Written instruction:
Find each line with the word "θετικὸς" and say how many there are, nothing else.

# START OF Entries supplied

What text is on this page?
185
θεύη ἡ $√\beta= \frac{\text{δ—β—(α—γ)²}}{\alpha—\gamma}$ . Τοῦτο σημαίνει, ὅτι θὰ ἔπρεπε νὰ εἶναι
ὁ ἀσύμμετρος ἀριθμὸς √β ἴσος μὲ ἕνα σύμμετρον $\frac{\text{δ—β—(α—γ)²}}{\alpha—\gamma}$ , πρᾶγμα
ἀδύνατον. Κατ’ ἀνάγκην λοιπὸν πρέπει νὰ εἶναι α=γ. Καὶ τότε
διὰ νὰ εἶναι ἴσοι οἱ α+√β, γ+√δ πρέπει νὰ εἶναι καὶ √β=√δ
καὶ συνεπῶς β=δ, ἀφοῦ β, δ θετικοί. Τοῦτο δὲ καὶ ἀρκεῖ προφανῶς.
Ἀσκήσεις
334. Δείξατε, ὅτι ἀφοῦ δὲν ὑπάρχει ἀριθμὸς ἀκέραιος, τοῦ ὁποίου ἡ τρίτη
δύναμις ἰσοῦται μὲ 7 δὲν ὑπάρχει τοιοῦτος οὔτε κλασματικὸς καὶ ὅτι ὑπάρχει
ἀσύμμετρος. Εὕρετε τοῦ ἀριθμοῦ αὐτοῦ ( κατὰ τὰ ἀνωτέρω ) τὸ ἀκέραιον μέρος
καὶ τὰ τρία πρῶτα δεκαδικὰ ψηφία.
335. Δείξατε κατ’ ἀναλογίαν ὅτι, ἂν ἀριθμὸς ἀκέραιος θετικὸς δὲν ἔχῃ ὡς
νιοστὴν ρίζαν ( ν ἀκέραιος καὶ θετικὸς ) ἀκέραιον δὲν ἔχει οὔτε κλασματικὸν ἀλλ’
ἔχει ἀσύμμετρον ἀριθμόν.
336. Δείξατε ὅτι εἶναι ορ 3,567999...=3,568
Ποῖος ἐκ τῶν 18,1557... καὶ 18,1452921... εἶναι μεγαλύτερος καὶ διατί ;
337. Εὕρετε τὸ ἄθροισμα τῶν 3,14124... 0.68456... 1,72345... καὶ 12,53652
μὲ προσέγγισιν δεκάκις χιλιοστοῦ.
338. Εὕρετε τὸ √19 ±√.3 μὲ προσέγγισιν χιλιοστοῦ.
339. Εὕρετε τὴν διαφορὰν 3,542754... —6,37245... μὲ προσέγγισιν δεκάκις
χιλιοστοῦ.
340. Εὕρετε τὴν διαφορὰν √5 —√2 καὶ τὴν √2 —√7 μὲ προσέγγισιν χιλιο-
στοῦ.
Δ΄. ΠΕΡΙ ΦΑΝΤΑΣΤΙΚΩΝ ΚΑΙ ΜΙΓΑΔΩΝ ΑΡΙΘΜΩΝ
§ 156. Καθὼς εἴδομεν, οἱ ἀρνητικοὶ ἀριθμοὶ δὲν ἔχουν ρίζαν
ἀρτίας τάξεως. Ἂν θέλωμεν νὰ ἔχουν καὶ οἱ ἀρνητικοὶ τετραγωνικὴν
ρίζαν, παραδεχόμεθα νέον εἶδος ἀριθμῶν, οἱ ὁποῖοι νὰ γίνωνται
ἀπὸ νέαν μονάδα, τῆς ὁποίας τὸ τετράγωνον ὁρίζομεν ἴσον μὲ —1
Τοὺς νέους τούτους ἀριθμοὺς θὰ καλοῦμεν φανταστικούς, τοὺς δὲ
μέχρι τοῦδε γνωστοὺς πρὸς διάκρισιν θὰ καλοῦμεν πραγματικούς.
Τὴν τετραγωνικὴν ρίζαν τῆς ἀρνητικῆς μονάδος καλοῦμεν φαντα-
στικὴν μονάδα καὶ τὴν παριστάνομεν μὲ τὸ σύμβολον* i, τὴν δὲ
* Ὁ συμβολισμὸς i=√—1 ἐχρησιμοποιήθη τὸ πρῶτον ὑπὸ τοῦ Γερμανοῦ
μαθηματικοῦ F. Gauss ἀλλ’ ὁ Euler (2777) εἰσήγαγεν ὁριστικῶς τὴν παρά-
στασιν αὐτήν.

# END OF Entries supplied

Expected answer:
2